>> begin Extracted material

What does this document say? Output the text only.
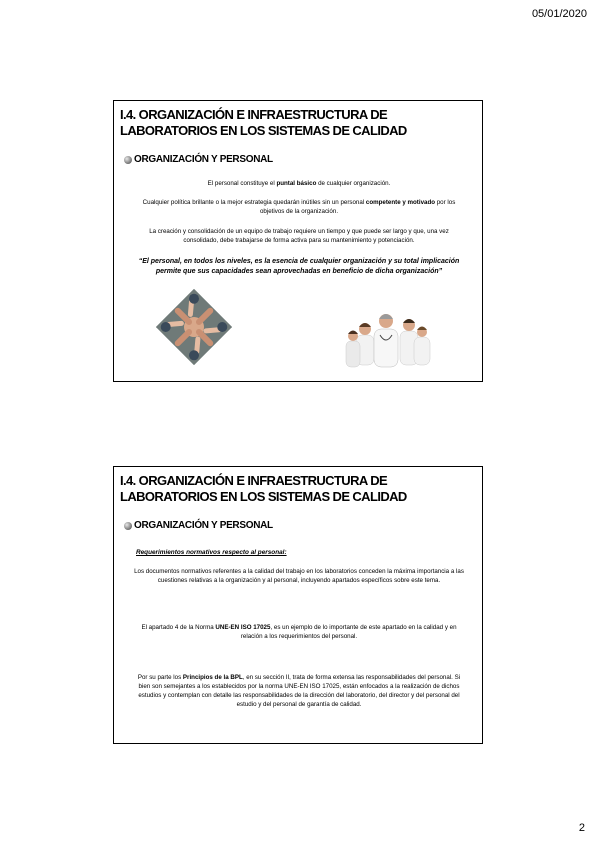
05/01/2020
I.4. ORGANIZACIÓN E INFRAESTRUCTURA DE LABORATORIOS EN LOS SISTEMAS DE CALIDAD
ORGANIZACIÓN Y PERSONAL
El personal constituye el puntal básico de cualquier organización.
Cualquier política brillante o la mejor estrategia quedarán inútiles sin un personal competente y motivado por los objetivos de la organización.
La creación y consolidación de un equipo de trabajo requiere un tiempo y que puede ser largo y que, una vez consolidado, debe trabajarse de forma activa para su mantenimiento y potenciación.
“El personal, en todos los niveles, es la esencia de cualquier organización y su total implicación permite que sus capacidades sean aprovechadas en beneficio de dicha organización”
I.4. ORGANIZACIÓN E INFRAESTRUCTURA DE LABORATORIOS EN LOS SISTEMAS DE CALIDAD
ORGANIZACIÓN Y PERSONAL
Requerimientos normativos respecto al personal:
Los documentos normativos referentes a la calidad del trabajo en los laboratorios conceden la máxima importancia a las cuestiones relativas a la organización y al personal, incluyendo apartados específicos sobre este tema.
El apartado 4 de la Norma UNE-EN ISO 17025, es un ejemplo de lo importante de este apartado en la calidad y en relación a los requerimientos del personal.
Por su parte los Principios de la BPL, en su sección II, trata de forma extensa las responsabilidades del personal. Si bien son semejantes a los establecidos por la norma UNE-EN ISO 17025, están enfocados a la realización de dichos estudios y contemplan con detalle las responsabilidades de la dirección del laboratorio, del director y del personal del estudio y del personal de garantía de calidad.
2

>> end Extracted material

Will you set down the records word for word while leaving out every picture?

What does this document say? Output the text only.
05/01/2020
I.4. ORGANIZACIÓN E INFRAESTRUCTURA DE LABORATORIOS EN LOS SISTEMAS DE CALIDAD
ORGANIZACIÓN Y PERSONAL
El personal constituye el puntal básico de cualquier organización.
Cualquier política brillante o la mejor estrategia quedarán inútiles sin un personal competente y motivado por los objetivos de la organización.
La creación y consolidación de un equipo de trabajo requiere un tiempo y que puede ser largo y que, una vez consolidado, debe trabajarse de forma activa para su mantenimiento y potenciación.
“El personal, en todos los niveles, es la esencia de cualquier organización y su total implicación permite que sus capacidades sean aprovechadas en beneficio de dicha organización”
I.4. ORGANIZACIÓN E INFRAESTRUCTURA DE LABORATORIOS EN LOS SISTEMAS DE CALIDAD
ORGANIZACIÓN Y PERSONAL
Requerimientos normativos respecto al personal:
Los documentos normativos referentes a la calidad del trabajo en los laboratorios conceden la máxima importancia a las cuestiones relativas a la organización y al personal, incluyendo apartados específicos sobre este tema.
El apartado 4 de la Norma UNE-EN ISO 17025, es un ejemplo de lo importante de este apartado en la calidad y en relación a los requerimientos del personal.
Por su parte los Principios de la BPL, en su sección II, trata de forma extensa las responsabilidades del personal. Si bien son semejantes a los establecidos por la norma UNE-EN ISO 17025, están enfocados a la realización de dichos estudios y contemplan con detalle las responsabilidades de la dirección del laboratorio, del director y del personal del estudio y del personal de garantía de calidad.
2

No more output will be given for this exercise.